* [Required task] Collect each line containing "this".

════════

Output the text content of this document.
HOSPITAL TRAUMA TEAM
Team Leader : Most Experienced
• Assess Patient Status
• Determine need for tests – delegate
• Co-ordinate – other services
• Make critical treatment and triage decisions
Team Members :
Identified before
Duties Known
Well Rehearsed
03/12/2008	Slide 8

════════

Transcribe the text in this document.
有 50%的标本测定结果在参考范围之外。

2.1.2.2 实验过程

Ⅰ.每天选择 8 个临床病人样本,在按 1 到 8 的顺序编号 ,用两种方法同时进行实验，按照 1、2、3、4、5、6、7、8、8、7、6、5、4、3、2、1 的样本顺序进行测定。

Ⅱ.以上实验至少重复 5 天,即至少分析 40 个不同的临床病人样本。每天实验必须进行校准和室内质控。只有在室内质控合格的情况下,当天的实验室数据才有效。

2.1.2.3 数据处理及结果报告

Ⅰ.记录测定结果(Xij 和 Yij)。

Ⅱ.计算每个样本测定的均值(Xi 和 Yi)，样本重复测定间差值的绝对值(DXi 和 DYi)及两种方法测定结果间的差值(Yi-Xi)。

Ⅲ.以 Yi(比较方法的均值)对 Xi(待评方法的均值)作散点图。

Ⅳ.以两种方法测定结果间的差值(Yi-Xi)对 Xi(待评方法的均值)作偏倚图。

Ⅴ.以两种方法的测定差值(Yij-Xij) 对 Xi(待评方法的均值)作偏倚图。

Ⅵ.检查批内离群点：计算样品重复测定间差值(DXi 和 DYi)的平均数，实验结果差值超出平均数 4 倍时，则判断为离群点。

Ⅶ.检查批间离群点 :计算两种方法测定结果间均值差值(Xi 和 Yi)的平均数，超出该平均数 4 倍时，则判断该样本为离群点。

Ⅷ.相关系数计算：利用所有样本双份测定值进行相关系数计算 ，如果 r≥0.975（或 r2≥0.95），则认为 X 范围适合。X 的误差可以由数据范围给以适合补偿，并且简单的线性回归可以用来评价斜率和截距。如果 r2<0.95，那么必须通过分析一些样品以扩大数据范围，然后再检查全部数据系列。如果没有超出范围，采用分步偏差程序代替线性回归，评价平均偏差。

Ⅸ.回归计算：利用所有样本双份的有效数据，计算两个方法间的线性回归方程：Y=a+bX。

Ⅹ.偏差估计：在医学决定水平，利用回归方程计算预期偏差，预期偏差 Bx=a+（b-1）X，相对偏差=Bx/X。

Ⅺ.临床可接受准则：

════════

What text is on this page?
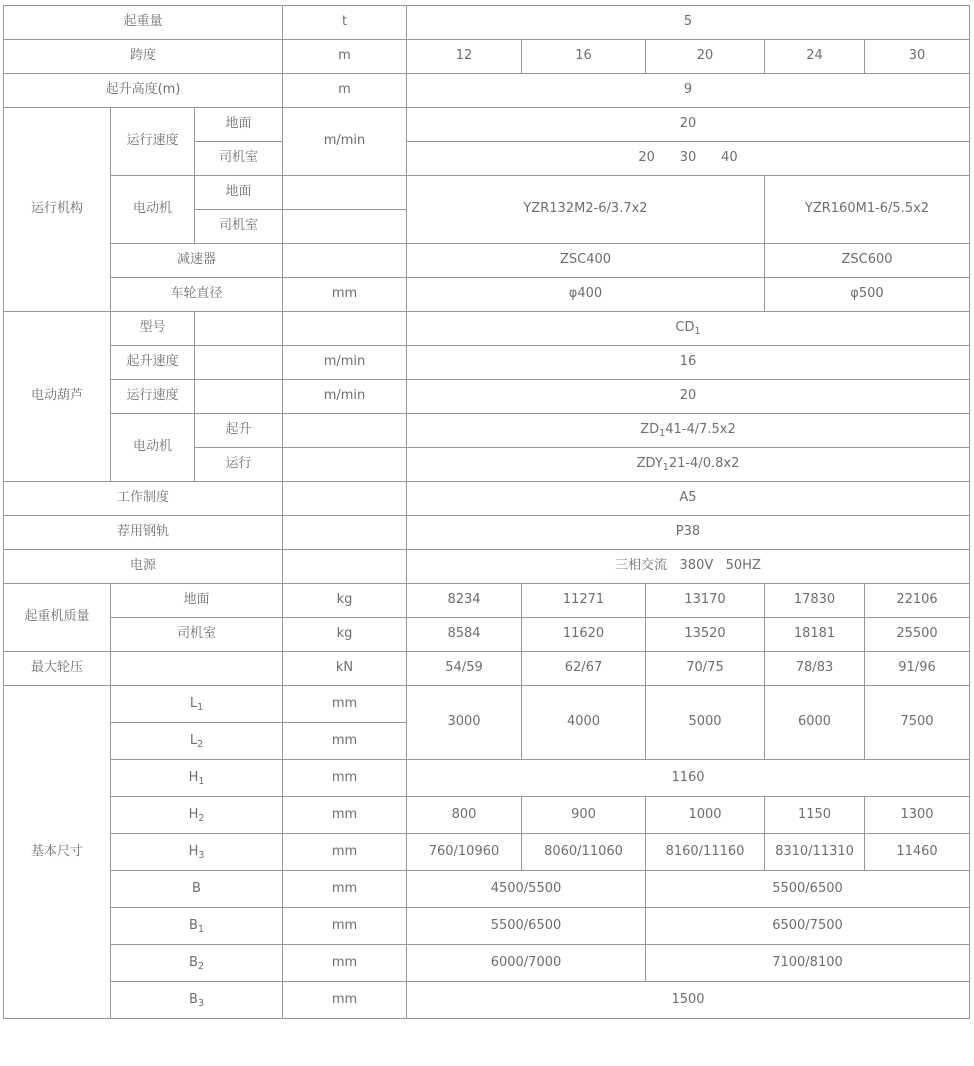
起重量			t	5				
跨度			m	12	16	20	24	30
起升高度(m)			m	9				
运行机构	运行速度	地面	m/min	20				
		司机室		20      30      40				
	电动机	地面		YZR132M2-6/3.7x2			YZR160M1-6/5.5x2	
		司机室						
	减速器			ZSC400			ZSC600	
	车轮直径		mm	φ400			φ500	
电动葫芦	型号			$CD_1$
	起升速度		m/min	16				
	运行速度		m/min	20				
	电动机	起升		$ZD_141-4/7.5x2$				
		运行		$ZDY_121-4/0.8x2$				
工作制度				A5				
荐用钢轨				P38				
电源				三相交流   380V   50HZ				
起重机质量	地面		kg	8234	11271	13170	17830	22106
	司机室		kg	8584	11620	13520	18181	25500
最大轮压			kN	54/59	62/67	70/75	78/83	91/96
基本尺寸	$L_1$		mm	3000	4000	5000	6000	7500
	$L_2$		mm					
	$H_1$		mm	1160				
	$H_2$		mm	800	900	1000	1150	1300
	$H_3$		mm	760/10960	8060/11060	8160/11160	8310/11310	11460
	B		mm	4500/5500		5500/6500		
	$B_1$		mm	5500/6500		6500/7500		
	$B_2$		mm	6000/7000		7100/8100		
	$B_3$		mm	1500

════════

* [Task output]
Output the text content of this document.
Transcribe the text in this document.
What text is on this page?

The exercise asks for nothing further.